# Stated problem
Search the records for the word "maandgrafiek" and pick out every line that has it.

# Data supplied
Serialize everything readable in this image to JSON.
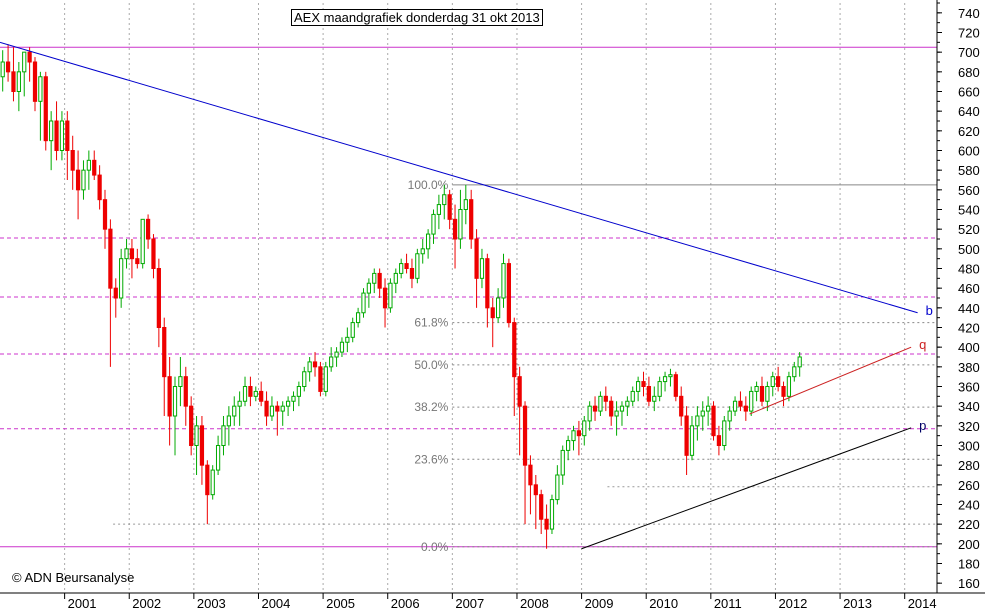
{
  "title": "AEX maandgrafiek donderdag 31 okt 2013",
  "copyright": "© ADN Beursanalyse",
  "chart_data": {
    "type": "candlestick",
    "title": "AEX maandgrafiek donderdag 31 okt 2013",
    "ylim": [
      150,
      750
    ],
    "y_ticks": [
      160,
      180,
      200,
      220,
      240,
      260,
      280,
      300,
      320,
      340,
      360,
      380,
      400,
      420,
      440,
      460,
      480,
      500,
      520,
      540,
      560,
      580,
      600,
      620,
      640,
      660,
      680,
      700,
      720,
      740
    ],
    "x_range": [
      2000.0,
      2014.5
    ],
    "x_ticks": [
      {
        "value": 2001,
        "label": "2001"
      },
      {
        "value": 2002,
        "label": "2002"
      },
      {
        "value": 2003,
        "label": "2003"
      },
      {
        "value": 2004,
        "label": "2004"
      },
      {
        "value": 2005,
        "label": "2005"
      },
      {
        "value": 2006,
        "label": "2006"
      },
      {
        "value": 2007,
        "label": "2007"
      },
      {
        "value": 2008,
        "label": "2008"
      },
      {
        "value": 2009,
        "label": "2009"
      },
      {
        "value": 2010,
        "label": "2010"
      },
      {
        "value": 2011,
        "label": "2011"
      },
      {
        "value": 2012,
        "label": "2012"
      },
      {
        "value": 2013,
        "label": "2013"
      },
      {
        "value": 2014,
        "label": "2014"
      }
    ],
    "horizontal_lines": [
      {
        "y": 705,
        "color": "#cc33cc",
        "style": "solid"
      },
      {
        "y": 197,
        "color": "#cc33cc",
        "style": "solid"
      },
      {
        "y": 511,
        "color": "#cc33cc",
        "style": "dashed"
      },
      {
        "y": 451,
        "color": "#cc33cc",
        "style": "dashed"
      },
      {
        "y": 393,
        "color": "#cc33cc",
        "style": "dashed"
      },
      {
        "y": 317,
        "color": "#cc33cc",
        "style": "dashed"
      }
    ],
    "fibonacci": {
      "x_start": 2007.0,
      "levels": [
        {
          "label": "100.0%",
          "y": 565
        },
        {
          "label": "61.8%",
          "y": 425
        },
        {
          "label": "50.0%",
          "y": 382
        },
        {
          "label": "38.2%",
          "y": 339
        },
        {
          "label": "23.6%",
          "y": 286
        },
        {
          "label": "0.0%",
          "y": 197
        }
      ],
      "extra_dashed": [
        {
          "y": 258,
          "x_start": 2009.4
        },
        {
          "y": 220,
          "x_start": 2001.75
        }
      ]
    },
    "trendlines": [
      {
        "name": "b",
        "from": [
          2000.0,
          710
        ],
        "to": [
          2014.2,
          435
        ],
        "color": "#0000cc",
        "label_color": "#0000cc"
      },
      {
        "name": "q",
        "from": [
          2011.6,
          332
        ],
        "to": [
          2014.1,
          400
        ],
        "color": "#cc2222",
        "label_color": "#cc2222"
      },
      {
        "name": "p",
        "from": [
          2009.0,
          195
        ],
        "to": [
          2014.1,
          318
        ],
        "color": "#000000",
        "label_color": "#000066"
      }
    ],
    "ohlc_monthly_start": "2000-01",
    "ohlc": [
      [
        675,
        702,
        660,
        690
      ],
      [
        690,
        708,
        670,
        680
      ],
      [
        680,
        705,
        650,
        660
      ],
      [
        660,
        690,
        640,
        680
      ],
      [
        680,
        700,
        655,
        700
      ],
      [
        700,
        705,
        670,
        690
      ],
      [
        690,
        695,
        640,
        650
      ],
      [
        650,
        680,
        610,
        675
      ],
      [
        675,
        680,
        600,
        610
      ],
      [
        610,
        640,
        580,
        630
      ],
      [
        630,
        650,
        590,
        600
      ],
      [
        600,
        640,
        590,
        630
      ],
      [
        630,
        640,
        570,
        600
      ],
      [
        600,
        615,
        560,
        580
      ],
      [
        580,
        600,
        530,
        560
      ],
      [
        560,
        590,
        550,
        580
      ],
      [
        580,
        600,
        560,
        590
      ],
      [
        590,
        600,
        570,
        575
      ],
      [
        575,
        585,
        540,
        550
      ],
      [
        550,
        560,
        500,
        520
      ],
      [
        520,
        530,
        380,
        460
      ],
      [
        460,
        470,
        430,
        450
      ],
      [
        450,
        500,
        440,
        490
      ],
      [
        490,
        510,
        480,
        500
      ],
      [
        500,
        510,
        470,
        490
      ],
      [
        490,
        500,
        480,
        485
      ],
      [
        485,
        530,
        480,
        530
      ],
      [
        530,
        535,
        500,
        510
      ],
      [
        510,
        515,
        470,
        480
      ],
      [
        480,
        490,
        400,
        420
      ],
      [
        420,
        430,
        330,
        370
      ],
      [
        370,
        390,
        300,
        330
      ],
      [
        330,
        370,
        290,
        360
      ],
      [
        360,
        390,
        340,
        370
      ],
      [
        370,
        380,
        320,
        340
      ],
      [
        340,
        350,
        290,
        300
      ],
      [
        300,
        330,
        270,
        320
      ],
      [
        320,
        330,
        260,
        280
      ],
      [
        280,
        285,
        220,
        250
      ],
      [
        250,
        280,
        245,
        275
      ],
      [
        275,
        310,
        270,
        300
      ],
      [
        300,
        330,
        290,
        320
      ],
      [
        320,
        340,
        300,
        330
      ],
      [
        330,
        350,
        320,
        340
      ],
      [
        340,
        355,
        320,
        345
      ],
      [
        345,
        370,
        340,
        360
      ],
      [
        360,
        370,
        340,
        350
      ],
      [
        350,
        360,
        345,
        355
      ],
      [
        355,
        365,
        340,
        345
      ],
      [
        345,
        355,
        320,
        330
      ],
      [
        330,
        350,
        325,
        340
      ],
      [
        340,
        345,
        310,
        335
      ],
      [
        335,
        345,
        320,
        340
      ],
      [
        340,
        350,
        330,
        345
      ],
      [
        345,
        355,
        335,
        350
      ],
      [
        350,
        365,
        340,
        360
      ],
      [
        360,
        380,
        355,
        375
      ],
      [
        375,
        390,
        365,
        385
      ],
      [
        385,
        395,
        370,
        380
      ],
      [
        380,
        385,
        350,
        355
      ],
      [
        355,
        385,
        350,
        380
      ],
      [
        380,
        400,
        375,
        390
      ],
      [
        390,
        400,
        380,
        395
      ],
      [
        395,
        410,
        390,
        405
      ],
      [
        405,
        420,
        395,
        410
      ],
      [
        410,
        430,
        405,
        425
      ],
      [
        425,
        440,
        420,
        435
      ],
      [
        435,
        460,
        430,
        455
      ],
      [
        455,
        470,
        440,
        465
      ],
      [
        465,
        480,
        455,
        475
      ],
      [
        475,
        480,
        450,
        460
      ],
      [
        460,
        470,
        420,
        440
      ],
      [
        440,
        470,
        435,
        465
      ],
      [
        465,
        480,
        455,
        475
      ],
      [
        475,
        490,
        470,
        485
      ],
      [
        485,
        495,
        475,
        480
      ],
      [
        480,
        490,
        460,
        470
      ],
      [
        470,
        500,
        465,
        495
      ],
      [
        495,
        510,
        485,
        500
      ],
      [
        500,
        520,
        490,
        515
      ],
      [
        515,
        540,
        505,
        535
      ],
      [
        535,
        555,
        520,
        545
      ],
      [
        545,
        565,
        530,
        555
      ],
      [
        555,
        560,
        520,
        530
      ],
      [
        530,
        545,
        480,
        510
      ],
      [
        510,
        560,
        500,
        540
      ],
      [
        540,
        565,
        525,
        550
      ],
      [
        550,
        560,
        500,
        510
      ],
      [
        510,
        520,
        440,
        470
      ],
      [
        470,
        500,
        460,
        490
      ],
      [
        490,
        495,
        420,
        440
      ],
      [
        440,
        450,
        400,
        430
      ],
      [
        430,
        460,
        425,
        450
      ],
      [
        450,
        495,
        440,
        485
      ],
      [
        485,
        490,
        420,
        425
      ],
      [
        425,
        430,
        330,
        370
      ],
      [
        370,
        380,
        290,
        340
      ],
      [
        340,
        345,
        220,
        280
      ],
      [
        280,
        290,
        230,
        260
      ],
      [
        260,
        270,
        215,
        250
      ],
      [
        250,
        255,
        210,
        225
      ],
      [
        225,
        240,
        195,
        215
      ],
      [
        215,
        250,
        210,
        245
      ],
      [
        245,
        280,
        240,
        270
      ],
      [
        270,
        300,
        260,
        295
      ],
      [
        295,
        310,
        285,
        305
      ],
      [
        305,
        320,
        295,
        315
      ],
      [
        315,
        325,
        290,
        310
      ],
      [
        310,
        330,
        300,
        325
      ],
      [
        325,
        345,
        315,
        340
      ],
      [
        340,
        350,
        325,
        335
      ],
      [
        335,
        355,
        330,
        350
      ],
      [
        350,
        360,
        335,
        345
      ],
      [
        345,
        350,
        320,
        330
      ],
      [
        330,
        345,
        310,
        335
      ],
      [
        335,
        345,
        320,
        340
      ],
      [
        340,
        350,
        330,
        345
      ],
      [
        345,
        360,
        340,
        355
      ],
      [
        355,
        370,
        345,
        365
      ],
      [
        365,
        375,
        350,
        360
      ],
      [
        360,
        370,
        340,
        345
      ],
      [
        345,
        360,
        335,
        350
      ],
      [
        350,
        370,
        345,
        365
      ],
      [
        365,
        375,
        355,
        370
      ],
      [
        370,
        378,
        360,
        372
      ],
      [
        372,
        375,
        345,
        350
      ],
      [
        350,
        360,
        320,
        330
      ],
      [
        330,
        340,
        270,
        290
      ],
      [
        290,
        330,
        285,
        320
      ],
      [
        320,
        340,
        305,
        330
      ],
      [
        330,
        345,
        315,
        335
      ],
      [
        335,
        350,
        320,
        340
      ],
      [
        340,
        345,
        305,
        310
      ],
      [
        310,
        320,
        290,
        300
      ],
      [
        300,
        330,
        295,
        325
      ],
      [
        325,
        340,
        315,
        335
      ],
      [
        335,
        350,
        330,
        345
      ],
      [
        345,
        355,
        335,
        340
      ],
      [
        340,
        350,
        325,
        335
      ],
      [
        335,
        360,
        330,
        355
      ],
      [
        355,
        365,
        345,
        360
      ],
      [
        360,
        370,
        340,
        345
      ],
      [
        345,
        365,
        335,
        360
      ],
      [
        360,
        375,
        350,
        370
      ],
      [
        370,
        380,
        355,
        360
      ],
      [
        360,
        365,
        340,
        350
      ],
      [
        350,
        375,
        345,
        370
      ],
      [
        370,
        385,
        365,
        380
      ],
      [
        380,
        395,
        370,
        390
      ]
    ]
  }
}
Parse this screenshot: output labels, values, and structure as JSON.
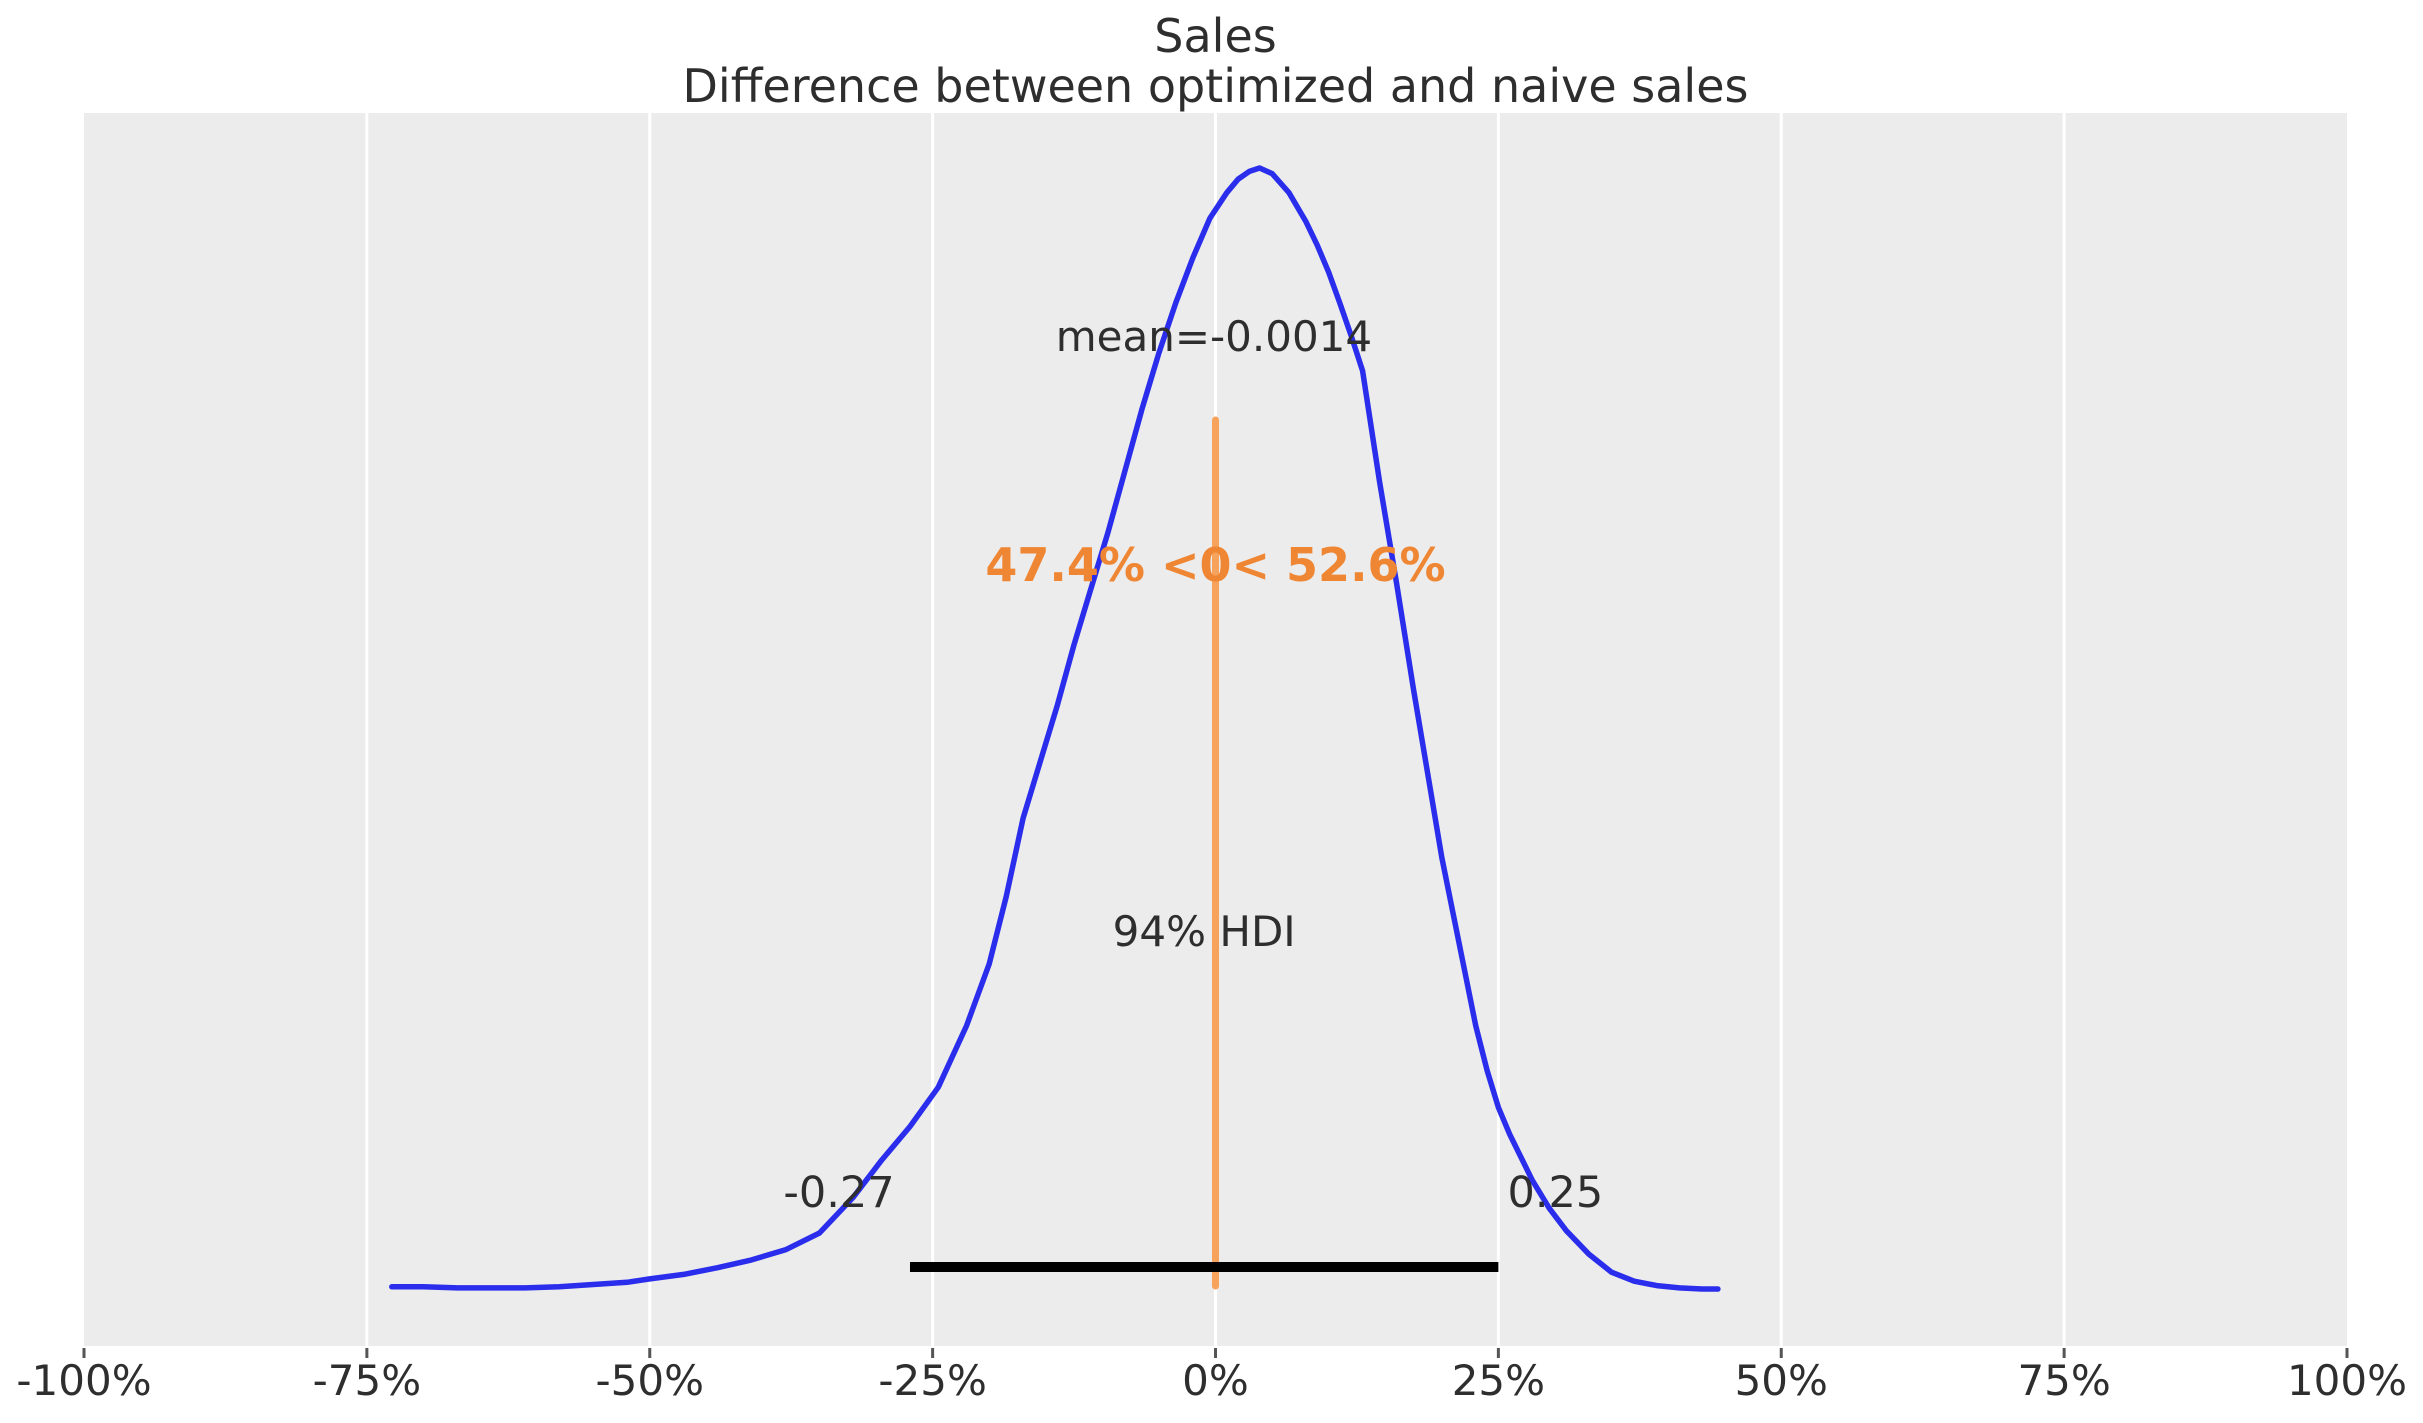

# Reply
  "title": "AEX maandgrafiek donderdag 31 okt 2013",
    "title": "AEX maandgrafiek donderdag 31 okt 2013",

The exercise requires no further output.